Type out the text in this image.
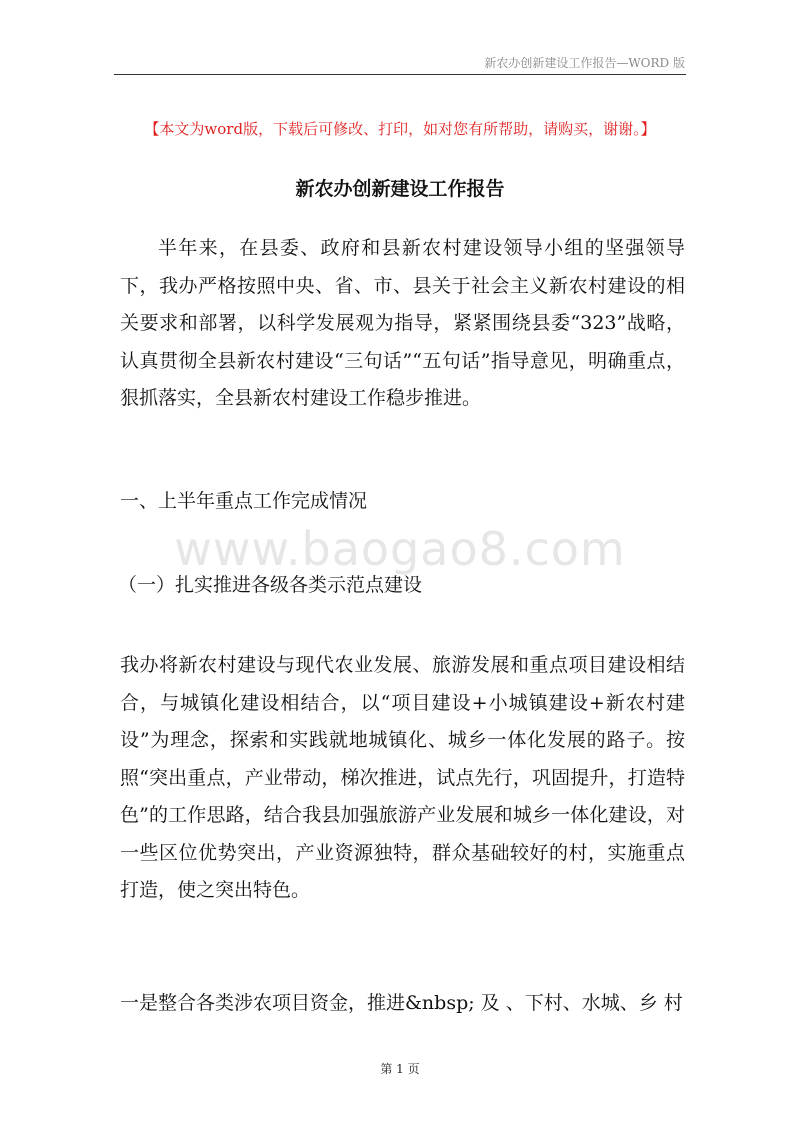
新农办创新建设工作报告—WORD 版
【本文为word版，下载后可修改、打印，如对您有所帮助，请购买，谢谢。】
新农办创新建设工作报告
半年来，在县委、政府和县新农村建设领导小组的坚强领导下，我办严格按照中央、省、市、县关于社会主义新农村建设的相关要求和部署，以科学发展观为指导，紧紧围绕县委“323”战略，认真贯彻全县新农村建设“三句话”“五句话”指导意见，明确重点，狠抓落实，全县新农村建设工作稳步推进。
一、上半年重点工作完成情况
www.baogao8.com
（一）扎实推进各级各类示范点建设
我办将新农村建设与现代农业发展、旅游发展和重点项目建设相结合，与城镇化建设相结合，以“项目建设+小城镇建设+新农村建设”为理念，探索和实践就地城镇化、城乡一体化发展的路子。按照“突出重点，产业带动，梯次推进，试点先行，巩固提升，打造特色”的工作思路，结合我县加强旅游产业发展和城乡一体化建设，对一些区位优势突出，产业资源独特，群众基础较好的村，实施重点打造，使之突出特色。
一是整合各类涉农项目资金，推进&nbsp; 及 、下村、水城、乡 村
第 1 页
_ _ _ _
**Your task:** Copy the data exactly. Any picture it contains is to be omitted.

**Solution:**
Type out the text in this image.
新农办创新建设工作报告—WORD 版
【本文为word版，下载后可修改、打印，如对您有所帮助，请购买，谢谢。】
新农办创新建设工作报告
半年来，在县委、政府和县新农村建设领导小组的坚强领导下，我办严格按照中央、省、市、县关于社会主义新农村建设的相关要求和部署，以科学发展观为指导，紧紧围绕县委“323”战略，认真贯彻全县新农村建设“三句话”“五句话”指导意见，明确重点，狠抓落实，全县新农村建设工作稳步推进。
一、上半年重点工作完成情况
www.baogao8.com
（一）扎实推进各级各类示范点建设
我办将新农村建设与现代农业发展、旅游发展和重点项目建设相结合，与城镇化建设相结合，以“项目建设+小城镇建设+新农村建设”为理念，探索和实践就地城镇化、城乡一体化发展的路子。按照“突出重点，产业带动，梯次推进，试点先行，巩固提升，打造特色”的工作思路，结合我县加强旅游产业发展和城乡一体化建设，对一些区位优势突出，产业资源独特，群众基础较好的村，实施重点打造，使之突出特色。
一是整合各类涉农项目资金，推进&nbsp; 及 、下村、水城、乡 村
第 1 页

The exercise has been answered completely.